#### DATA TO PROCESS:

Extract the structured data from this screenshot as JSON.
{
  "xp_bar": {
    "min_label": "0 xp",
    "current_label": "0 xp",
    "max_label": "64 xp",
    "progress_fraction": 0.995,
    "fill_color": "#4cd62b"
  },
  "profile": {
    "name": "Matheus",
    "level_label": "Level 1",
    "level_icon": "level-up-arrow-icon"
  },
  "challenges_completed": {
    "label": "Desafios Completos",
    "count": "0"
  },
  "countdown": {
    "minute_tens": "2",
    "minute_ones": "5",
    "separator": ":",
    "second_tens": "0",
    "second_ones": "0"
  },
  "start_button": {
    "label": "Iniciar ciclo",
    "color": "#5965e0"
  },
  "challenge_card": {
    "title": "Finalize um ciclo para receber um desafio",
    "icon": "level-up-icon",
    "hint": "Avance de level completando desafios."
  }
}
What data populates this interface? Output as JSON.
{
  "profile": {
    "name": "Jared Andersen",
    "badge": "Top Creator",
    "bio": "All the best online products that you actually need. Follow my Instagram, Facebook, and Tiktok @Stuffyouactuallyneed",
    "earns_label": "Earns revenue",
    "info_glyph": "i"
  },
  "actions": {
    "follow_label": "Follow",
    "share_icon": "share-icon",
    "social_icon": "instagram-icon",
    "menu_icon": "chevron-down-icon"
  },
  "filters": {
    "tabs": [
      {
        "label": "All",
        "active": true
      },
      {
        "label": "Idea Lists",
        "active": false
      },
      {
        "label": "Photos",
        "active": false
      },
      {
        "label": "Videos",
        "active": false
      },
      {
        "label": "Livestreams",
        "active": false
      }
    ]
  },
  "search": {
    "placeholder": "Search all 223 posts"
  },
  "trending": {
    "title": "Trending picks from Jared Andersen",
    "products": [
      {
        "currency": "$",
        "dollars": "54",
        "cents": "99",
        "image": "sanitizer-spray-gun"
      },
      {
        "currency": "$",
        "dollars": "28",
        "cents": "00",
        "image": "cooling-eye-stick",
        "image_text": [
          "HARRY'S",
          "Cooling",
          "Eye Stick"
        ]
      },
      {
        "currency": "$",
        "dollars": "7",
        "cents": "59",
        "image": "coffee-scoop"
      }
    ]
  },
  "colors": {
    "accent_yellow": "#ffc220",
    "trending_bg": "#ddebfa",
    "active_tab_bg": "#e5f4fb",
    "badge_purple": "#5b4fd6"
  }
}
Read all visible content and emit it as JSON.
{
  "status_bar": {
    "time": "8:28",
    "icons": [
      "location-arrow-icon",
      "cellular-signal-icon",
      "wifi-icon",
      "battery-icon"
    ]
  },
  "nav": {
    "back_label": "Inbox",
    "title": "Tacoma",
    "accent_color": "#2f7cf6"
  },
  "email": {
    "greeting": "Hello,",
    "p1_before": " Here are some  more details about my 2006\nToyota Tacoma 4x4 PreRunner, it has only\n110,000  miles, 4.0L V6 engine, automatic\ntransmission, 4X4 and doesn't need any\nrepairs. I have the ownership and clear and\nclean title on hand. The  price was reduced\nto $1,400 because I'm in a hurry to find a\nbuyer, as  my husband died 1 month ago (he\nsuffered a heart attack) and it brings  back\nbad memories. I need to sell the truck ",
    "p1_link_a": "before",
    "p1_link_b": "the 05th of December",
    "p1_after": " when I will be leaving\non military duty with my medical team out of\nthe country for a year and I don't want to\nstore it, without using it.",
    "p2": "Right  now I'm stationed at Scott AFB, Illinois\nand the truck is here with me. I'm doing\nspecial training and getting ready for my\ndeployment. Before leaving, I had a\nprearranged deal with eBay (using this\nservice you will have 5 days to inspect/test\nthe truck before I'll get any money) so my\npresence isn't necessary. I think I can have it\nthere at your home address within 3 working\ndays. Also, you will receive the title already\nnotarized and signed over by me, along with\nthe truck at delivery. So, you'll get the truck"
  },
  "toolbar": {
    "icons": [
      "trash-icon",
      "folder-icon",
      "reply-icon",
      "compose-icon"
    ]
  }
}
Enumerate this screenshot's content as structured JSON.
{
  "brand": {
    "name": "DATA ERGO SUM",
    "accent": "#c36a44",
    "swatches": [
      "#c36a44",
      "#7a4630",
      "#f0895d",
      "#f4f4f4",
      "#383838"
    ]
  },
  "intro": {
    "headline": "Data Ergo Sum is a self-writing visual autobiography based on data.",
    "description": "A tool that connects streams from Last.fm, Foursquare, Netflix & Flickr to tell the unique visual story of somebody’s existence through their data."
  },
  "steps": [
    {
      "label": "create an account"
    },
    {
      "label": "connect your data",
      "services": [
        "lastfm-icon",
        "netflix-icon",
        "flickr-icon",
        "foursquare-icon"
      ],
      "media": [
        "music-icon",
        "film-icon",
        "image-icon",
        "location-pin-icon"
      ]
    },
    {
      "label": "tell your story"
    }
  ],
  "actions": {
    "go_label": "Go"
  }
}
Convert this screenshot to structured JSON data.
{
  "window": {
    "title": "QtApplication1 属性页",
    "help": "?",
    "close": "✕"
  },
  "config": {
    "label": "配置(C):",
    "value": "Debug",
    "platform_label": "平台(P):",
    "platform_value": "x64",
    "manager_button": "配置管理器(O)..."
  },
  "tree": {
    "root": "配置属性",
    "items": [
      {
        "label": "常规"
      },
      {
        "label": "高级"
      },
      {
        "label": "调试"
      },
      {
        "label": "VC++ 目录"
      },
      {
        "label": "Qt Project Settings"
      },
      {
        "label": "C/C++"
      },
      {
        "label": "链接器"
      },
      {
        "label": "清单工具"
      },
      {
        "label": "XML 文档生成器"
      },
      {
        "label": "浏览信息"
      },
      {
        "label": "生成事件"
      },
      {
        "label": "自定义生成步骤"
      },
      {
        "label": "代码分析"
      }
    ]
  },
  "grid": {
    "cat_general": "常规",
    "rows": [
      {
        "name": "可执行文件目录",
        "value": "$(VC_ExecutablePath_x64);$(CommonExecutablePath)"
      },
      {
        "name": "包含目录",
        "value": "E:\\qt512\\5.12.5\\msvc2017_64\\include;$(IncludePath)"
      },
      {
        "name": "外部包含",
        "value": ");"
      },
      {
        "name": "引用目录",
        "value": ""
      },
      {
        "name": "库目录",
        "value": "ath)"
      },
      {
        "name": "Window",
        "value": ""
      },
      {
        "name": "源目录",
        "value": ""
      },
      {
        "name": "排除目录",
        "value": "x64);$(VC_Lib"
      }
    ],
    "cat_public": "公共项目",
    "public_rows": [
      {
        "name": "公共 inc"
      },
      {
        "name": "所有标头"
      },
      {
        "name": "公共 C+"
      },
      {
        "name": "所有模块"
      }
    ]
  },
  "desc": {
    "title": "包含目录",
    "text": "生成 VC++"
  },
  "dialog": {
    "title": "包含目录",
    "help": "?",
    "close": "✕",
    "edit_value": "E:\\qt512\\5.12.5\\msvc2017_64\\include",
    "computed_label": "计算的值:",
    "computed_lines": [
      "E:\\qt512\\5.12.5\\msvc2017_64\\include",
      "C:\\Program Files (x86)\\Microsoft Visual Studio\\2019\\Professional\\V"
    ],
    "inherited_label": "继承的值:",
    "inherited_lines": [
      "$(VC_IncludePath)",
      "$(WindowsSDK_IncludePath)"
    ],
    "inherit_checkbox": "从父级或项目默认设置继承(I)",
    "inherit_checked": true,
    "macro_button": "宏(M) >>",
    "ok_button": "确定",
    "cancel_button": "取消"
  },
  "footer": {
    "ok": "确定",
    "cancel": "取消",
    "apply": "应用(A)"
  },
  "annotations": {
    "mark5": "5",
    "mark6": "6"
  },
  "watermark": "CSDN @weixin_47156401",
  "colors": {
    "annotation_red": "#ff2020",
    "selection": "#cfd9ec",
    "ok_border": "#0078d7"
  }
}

#### STATED EXERCISE:
Output each entry precisely as given.

#### THE SOLUTION:
Extract the structured data from this screenshot as JSON.
{
  "xp_bar": {
    "min_label": "0 xp",
    "current_label": "0 xp",
    "max_label": "64 xp",
    "progress_fraction": 0.995,
    "fill_color": "#4cd62b"
  },
  "profile": {
    "name": "Matheus",
    "level_label": "Level 1",
    "level_icon": "level-up-arrow-icon"
  },
  "challenges_completed": {
    "label": "Desafios Completos",
    "count": "0"
  },
  "countdown": {
    "minute_tens": "2",
    "minute_ones": "5",
    "separator": ":",
    "second_tens": "0",
    "second_ones": "0"
  },
  "start_button": {
    "label": "Iniciar ciclo",
    "color": "#5965e0"
  },
  "challenge_card": {
    "title": "Finalize um ciclo para receber um desafio",
    "icon": "level-up-icon",
    "hint": "Avance de level completando desafios."
  }
}
What data populates this interface? Output as JSON.
{
  "profile": {
    "name": "Jared Andersen",
    "badge": "Top Creator",
    "bio": "All the best online products that you actually need. Follow my Instagram, Facebook, and Tiktok @Stuffyouactuallyneed",
    "earns_label": "Earns revenue",
    "info_glyph": "i"
  },
  "actions": {
    "follow_label": "Follow",
    "share_icon": "share-icon",
    "social_icon": "instagram-icon",
    "menu_icon": "chevron-down-icon"
  },
  "filters": {
    "tabs": [
      {
        "label": "All",
        "active": true
      },
      {
        "label": "Idea Lists",
        "active": false
      },
      {
        "label": "Photos",
        "active": false
      },
      {
        "label": "Videos",
        "active": false
      },
      {
        "label": "Livestreams",
        "active": false
      }
    ]
  },
  "search": {
    "placeholder": "Search all 223 posts"
  },
  "trending": {
    "title": "Trending picks from Jared Andersen",
    "products": [
      {
        "currency": "$",
        "dollars": "54",
        "cents": "99",
        "image": "sanitizer-spray-gun"
      },
      {
        "currency": "$",
        "dollars": "28",
        "cents": "00",
        "image": "cooling-eye-stick",
        "image_text": [
          "HARRY'S",
          "Cooling",
          "Eye Stick"
        ]
      },
      {
        "currency": "$",
        "dollars": "7",
        "cents": "59",
        "image": "coffee-scoop"
      }
    ]
  },
  "colors": {
    "accent_yellow": "#ffc220",
    "trending_bg": "#ddebfa",
    "active_tab_bg": "#e5f4fb",
    "badge_purple": "#5b4fd6"
  }
}
Read all visible content and emit it as JSON.
{
  "status_bar": {
    "time": "8:28",
    "icons": [
      "location-arrow-icon",
      "cellular-signal-icon",
      "wifi-icon",
      "battery-icon"
    ]
  },
  "nav": {
    "back_label": "Inbox",
    "title": "Tacoma",
    "accent_color": "#2f7cf6"
  },
  "email": {
    "greeting": "Hello,",
    "p1_before": " Here are some  more details about my 2006\nToyota Tacoma 4x4 PreRunner, it has only\n110,000  miles, 4.0L V6 engine, automatic\ntransmission, 4X4 and doesn't need any\nrepairs. I have the ownership and clear and\nclean title on hand. The  price was reduced\nto $1,400 because I'm in a hurry to find a\nbuyer, as  my husband died 1 month ago (he\nsuffered a heart attack) and it brings  back\nbad memories. I need to sell the truck ",
    "p1_link_a": "before",
    "p1_link_b": "the 05th of December",
    "p1_after": " when I will be leaving\non military duty with my medical team out of\nthe country for a year and I don't want to\nstore it, without using it.",
    "p2": "Right  now I'm stationed at Scott AFB, Illinois\nand the truck is here with me. I'm doing\nspecial training and getting ready for my\ndeployment. Before leaving, I had a\nprearranged deal with eBay (using this\nservice you will have 5 days to inspect/test\nthe truck before I'll get any money) so my\npresence isn't necessary. I think I can have it\nthere at your home address within 3 working\ndays. Also, you will receive the title already\nnotarized and signed over by me, along with\nthe truck at delivery. So, you'll get the truck"
  },
  "toolbar": {
    "icons": [
      "trash-icon",
      "folder-icon",
      "reply-icon",
      "compose-icon"
    ]
  }
}
Enumerate this screenshot's content as structured JSON.
{
  "brand": {
    "name": "DATA ERGO SUM",
    "accent": "#c36a44",
    "swatches": [
      "#c36a44",
      "#7a4630",
      "#f0895d",
      "#f4f4f4",
      "#383838"
    ]
  },
  "intro": {
    "headline": "Data Ergo Sum is a self-writing visual autobiography based on data.",
    "description": "A tool that connects streams from Last.fm, Foursquare, Netflix & Flickr to tell the unique visual story of somebody’s existence through their data."
  },
  "steps": [
    {
      "label": "create an account"
    },
    {
      "label": "connect your data",
      "services": [
        "lastfm-icon",
        "netflix-icon",
        "flickr-icon",
        "foursquare-icon"
      ],
      "media": [
        "music-icon",
        "film-icon",
        "image-icon",
        "location-pin-icon"
      ]
    },
    {
      "label": "tell your story"
    }
  ],
  "actions": {
    "go_label": "Go"
  }
}
Convert this screenshot to structured JSON data.
{
  "window": {
    "title": "QtApplication1 属性页",
    "help": "?",
    "close": "✕"
  },
  "config": {
    "label": "配置(C):",
    "value": "Debug",
    "platform_label": "平台(P):",
    "platform_value": "x64",
    "manager_button": "配置管理器(O)..."
  },
  "tree": {
    "root": "配置属性",
    "items": [
      {
        "label": "常规"
      },
      {
        "label": "高级"
      },
      {
        "label": "调试"
      },
      {
        "label": "VC++ 目录"
      },
      {
        "label": "Qt Project Settings"
      },
      {
        "label": "C/C++"
      },
      {
        "label": "链接器"
      },
      {
        "label": "清单工具"
      },
      {
        "label": "XML 文档生成器"
      },
      {
        "label": "浏览信息"
      },
      {
        "label": "生成事件"
      },
      {
        "label": "自定义生成步骤"
      },
      {
        "label": "代码分析"
      }
    ]
  },
  "grid": {
    "cat_general": "常规",
    "rows": [
      {
        "name": "可执行文件目录",
        "value": "$(VC_ExecutablePath_x64);$(CommonExecutablePath)"
      },
      {
        "name": "包含目录",
        "value": "E:\\qt512\\5.12.5\\msvc2017_64\\include;$(IncludePath)"
      },
      {
        "name": "外部包含",
        "value": ");"
      },
      {
        "name": "引用目录",
        "value": ""
      },
      {
        "name": "库目录",
        "value": "ath)"
      },
      {
        "name": "Window",
        "value": ""
      },
      {
        "name": "源目录",
        "value": ""
      },
      {
        "name": "排除目录",
        "value": "x64);$(VC_Lib"
      }
    ],
    "cat_public": "公共项目",
    "public_rows": [
      {
        "name": "公共 inc"
      },
      {
        "name": "所有标头"
      },
      {
        "name": "公共 C+"
      },
      {
        "name": "所有模块"
      }
    ]
  },
  "desc": {
    "title": "包含目录",
    "text": "生成 VC++"
  },
  "dialog": {
    "title": "包含目录",
    "help": "?",
    "close": "✕",
    "edit_value": "E:\\qt512\\5.12.5\\msvc2017_64\\include",
    "computed_label": "计算的值:",
    "computed_lines": [
      "E:\\qt512\\5.12.5\\msvc2017_64\\include",
      "C:\\Program Files (x86)\\Microsoft Visual Studio\\2019\\Professional\\V"
    ],
    "inherited_label": "继承的值:",
    "inherited_lines": [
      "$(VC_IncludePath)",
      "$(WindowsSDK_IncludePath)"
    ],
    "inherit_checkbox": "从父级或项目默认设置继承(I)",
    "inherit_checked": true,
    "macro_button": "宏(M) >>",
    "ok_button": "确定",
    "cancel_button": "取消"
  },
  "footer": {
    "ok": "确定",
    "cancel": "取消",
    "apply": "应用(A)"
  },
  "annotations": {
    "mark5": "5",
    "mark6": "6"
  },
  "watermark": "CSDN @weixin_47156401",
  "colors": {
    "annotation_red": "#ff2020",
    "selection": "#cfd9ec",
    "ok_border": "#0078d7"
  }
}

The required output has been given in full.